Goal.
Skip the pictures and quote all of the lines exactly.

- - - -

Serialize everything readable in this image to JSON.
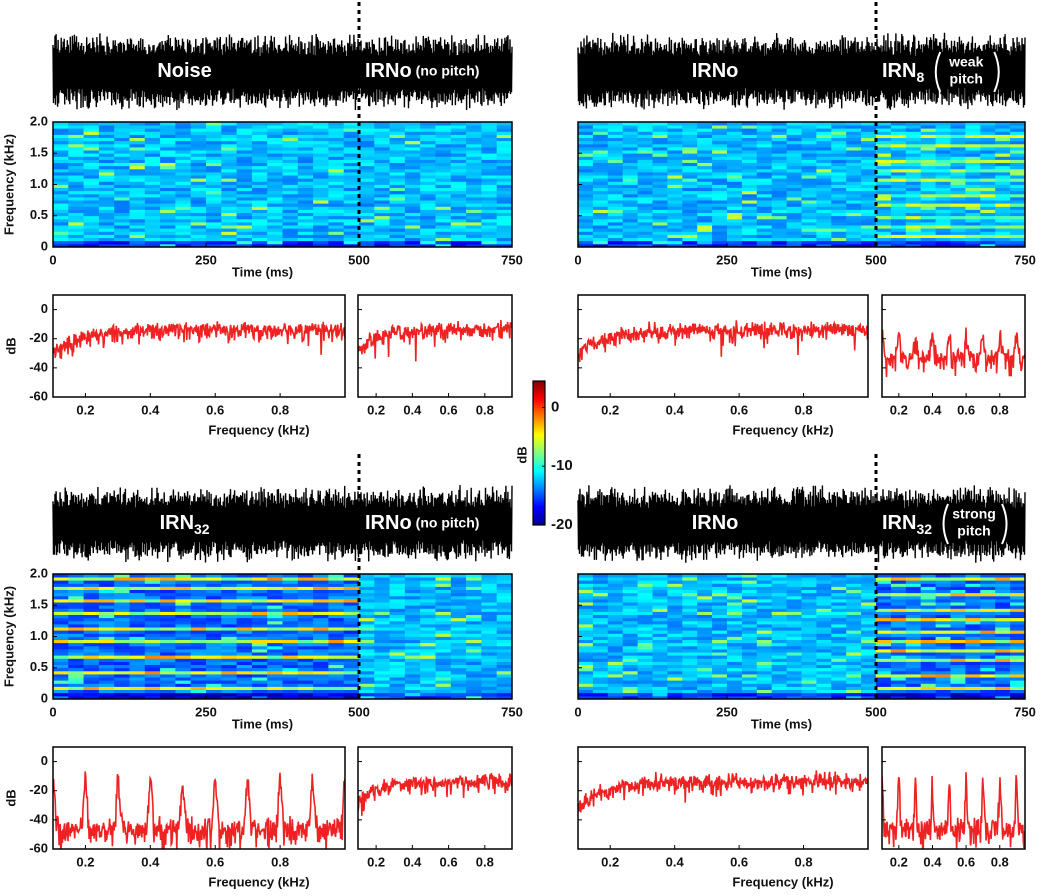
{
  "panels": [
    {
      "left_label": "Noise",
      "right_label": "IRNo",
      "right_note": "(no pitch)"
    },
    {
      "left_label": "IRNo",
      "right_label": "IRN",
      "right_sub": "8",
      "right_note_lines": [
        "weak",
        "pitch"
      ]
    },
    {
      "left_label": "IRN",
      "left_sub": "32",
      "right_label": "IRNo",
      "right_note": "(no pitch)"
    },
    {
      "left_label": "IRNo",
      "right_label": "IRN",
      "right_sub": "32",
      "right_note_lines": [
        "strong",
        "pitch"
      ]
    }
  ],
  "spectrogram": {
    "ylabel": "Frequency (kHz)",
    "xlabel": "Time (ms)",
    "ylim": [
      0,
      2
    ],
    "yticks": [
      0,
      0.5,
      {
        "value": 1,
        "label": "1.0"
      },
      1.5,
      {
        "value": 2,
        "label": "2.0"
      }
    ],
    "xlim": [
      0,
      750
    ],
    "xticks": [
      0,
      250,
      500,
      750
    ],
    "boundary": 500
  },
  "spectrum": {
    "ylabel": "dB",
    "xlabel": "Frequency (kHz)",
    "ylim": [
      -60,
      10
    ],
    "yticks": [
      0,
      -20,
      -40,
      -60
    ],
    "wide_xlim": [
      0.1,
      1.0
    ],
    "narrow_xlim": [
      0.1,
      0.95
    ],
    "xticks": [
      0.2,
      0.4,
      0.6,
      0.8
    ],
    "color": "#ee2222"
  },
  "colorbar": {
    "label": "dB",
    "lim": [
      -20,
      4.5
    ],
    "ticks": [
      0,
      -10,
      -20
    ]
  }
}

- - - -

Task answer.
Serialize everything readable in this image to JSON.
{
  "panels": [
    {
      "left_label": "Noise",
      "right_label": "IRNo",
      "right_note": "(no pitch)"
    },
    {
      "left_label": "IRNo",
      "right_label": "IRN",
      "right_sub": "8",
      "right_note_lines": [
        "weak",
        "pitch"
      ]
    },
    {
      "left_label": "IRN",
      "left_sub": "32",
      "right_label": "IRNo",
      "right_note": "(no pitch)"
    },
    {
      "left_label": "IRNo",
      "right_label": "IRN",
      "right_sub": "32",
      "right_note_lines": [
        "strong",
        "pitch"
      ]
    }
  ],
  "spectrogram": {
    "ylabel": "Frequency (kHz)",
    "xlabel": "Time (ms)",
    "ylim": [
      0,
      2
    ],
    "yticks": [
      0,
      0.5,
      {
        "value": 1,
        "label": "1.0"
      },
      1.5,
      {
        "value": 2,
        "label": "2.0"
      }
    ],
    "xlim": [
      0,
      750
    ],
    "xticks": [
      0,
      250,
      500,
      750
    ],
    "boundary": 500
  },
  "spectrum": {
    "ylabel": "dB",
    "xlabel": "Frequency (kHz)",
    "ylim": [
      -60,
      10
    ],
    "yticks": [
      0,
      -20,
      -40,
      -60
    ],
    "wide_xlim": [
      0.1,
      1.0
    ],
    "narrow_xlim": [
      0.1,
      0.95
    ],
    "xticks": [
      0.2,
      0.4,
      0.6,
      0.8
    ],
    "color": "#ee2222"
  },
  "colorbar": {
    "label": "dB",
    "lim": [
      -20,
      4.5
    ],
    "ticks": [
      0,
      -10,
      -20
    ]
  }
}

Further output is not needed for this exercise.